(Records from a collection of figures)
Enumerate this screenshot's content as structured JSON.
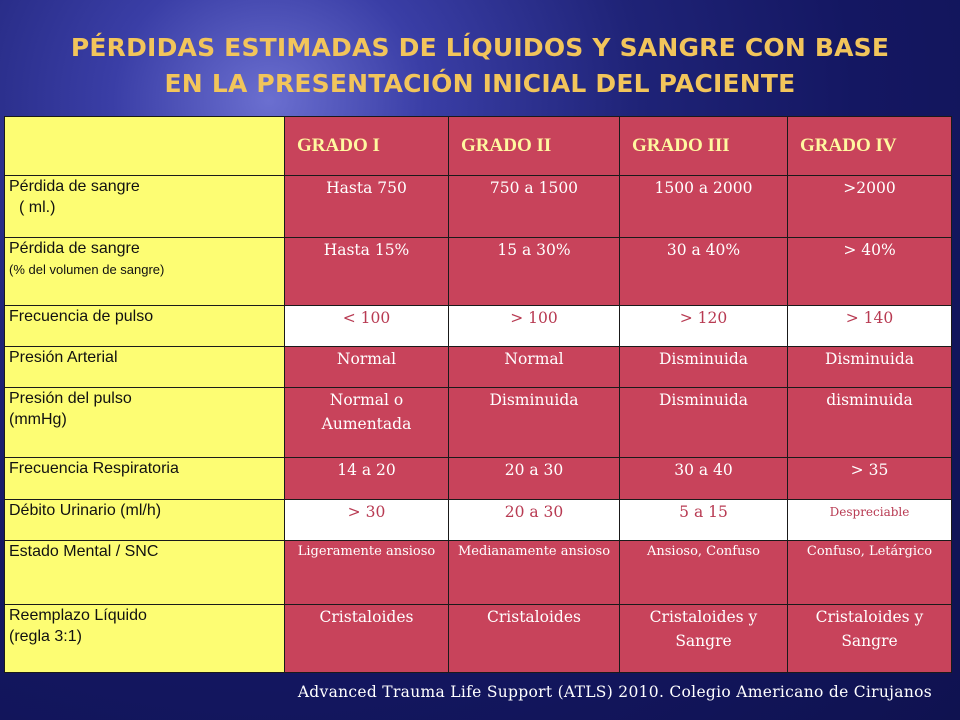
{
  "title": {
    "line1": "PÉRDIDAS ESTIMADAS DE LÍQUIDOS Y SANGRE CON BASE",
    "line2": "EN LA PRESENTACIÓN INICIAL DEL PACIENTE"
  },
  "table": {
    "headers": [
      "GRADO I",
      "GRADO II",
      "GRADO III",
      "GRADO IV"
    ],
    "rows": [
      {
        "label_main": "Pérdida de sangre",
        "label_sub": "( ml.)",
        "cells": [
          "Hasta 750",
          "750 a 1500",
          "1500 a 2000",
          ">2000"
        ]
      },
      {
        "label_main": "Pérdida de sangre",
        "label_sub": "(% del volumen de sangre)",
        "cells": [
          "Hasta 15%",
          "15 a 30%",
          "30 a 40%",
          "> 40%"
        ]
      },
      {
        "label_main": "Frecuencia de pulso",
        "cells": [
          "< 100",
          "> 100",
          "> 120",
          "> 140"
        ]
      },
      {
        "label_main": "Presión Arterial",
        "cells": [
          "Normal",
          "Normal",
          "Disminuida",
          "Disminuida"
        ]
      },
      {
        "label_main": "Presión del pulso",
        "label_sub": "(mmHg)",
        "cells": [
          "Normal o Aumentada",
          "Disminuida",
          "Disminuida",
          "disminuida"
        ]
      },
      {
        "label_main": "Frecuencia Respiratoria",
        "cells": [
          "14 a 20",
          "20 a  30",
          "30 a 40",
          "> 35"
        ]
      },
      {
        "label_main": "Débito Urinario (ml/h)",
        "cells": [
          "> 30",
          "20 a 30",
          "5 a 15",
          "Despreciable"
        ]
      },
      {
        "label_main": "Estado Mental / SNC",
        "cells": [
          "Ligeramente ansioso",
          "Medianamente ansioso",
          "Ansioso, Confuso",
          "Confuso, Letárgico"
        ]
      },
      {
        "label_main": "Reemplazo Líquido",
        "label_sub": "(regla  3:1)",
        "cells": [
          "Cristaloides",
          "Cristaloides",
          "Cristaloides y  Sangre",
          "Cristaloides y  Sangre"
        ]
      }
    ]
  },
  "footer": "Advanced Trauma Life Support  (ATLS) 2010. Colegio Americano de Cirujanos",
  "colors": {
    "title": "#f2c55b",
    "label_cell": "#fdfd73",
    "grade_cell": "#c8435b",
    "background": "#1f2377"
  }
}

**WHAT THE TASK REQUIRES**
Of the lines in this data, how many contain "Cristaloides"? Reply with only the number.

**OUTPUT OF THE EXERCISE**
4